[Raw records]
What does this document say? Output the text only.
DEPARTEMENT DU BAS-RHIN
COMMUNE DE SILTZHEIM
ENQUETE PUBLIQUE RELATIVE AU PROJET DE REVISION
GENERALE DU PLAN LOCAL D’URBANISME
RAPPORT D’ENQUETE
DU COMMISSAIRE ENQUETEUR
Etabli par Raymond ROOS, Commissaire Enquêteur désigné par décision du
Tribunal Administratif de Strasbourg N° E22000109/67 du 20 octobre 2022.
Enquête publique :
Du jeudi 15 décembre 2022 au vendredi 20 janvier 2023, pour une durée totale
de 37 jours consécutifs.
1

## What you have to do
Print out every entry, keeping each one exact.

## Exercise answer
What does this document say? Output the text only.
DEPARTEMENT DU BAS-RHIN
COMMUNE DE SILTZHEIM
ENQUETE PUBLIQUE RELATIVE AU PROJET DE REVISION
GENERALE DU PLAN LOCAL D’URBANISME
RAPPORT D’ENQUETE
DU COMMISSAIRE ENQUETEUR
Etabli par Raymond ROOS, Commissaire Enquêteur désigné par décision du
Tribunal Administratif de Strasbourg N° E22000109/67 du 20 octobre 2022.
Enquête publique :
Du jeudi 15 décembre 2022 au vendredi 20 janvier 2023, pour une durée totale
de 37 jours consécutifs.
1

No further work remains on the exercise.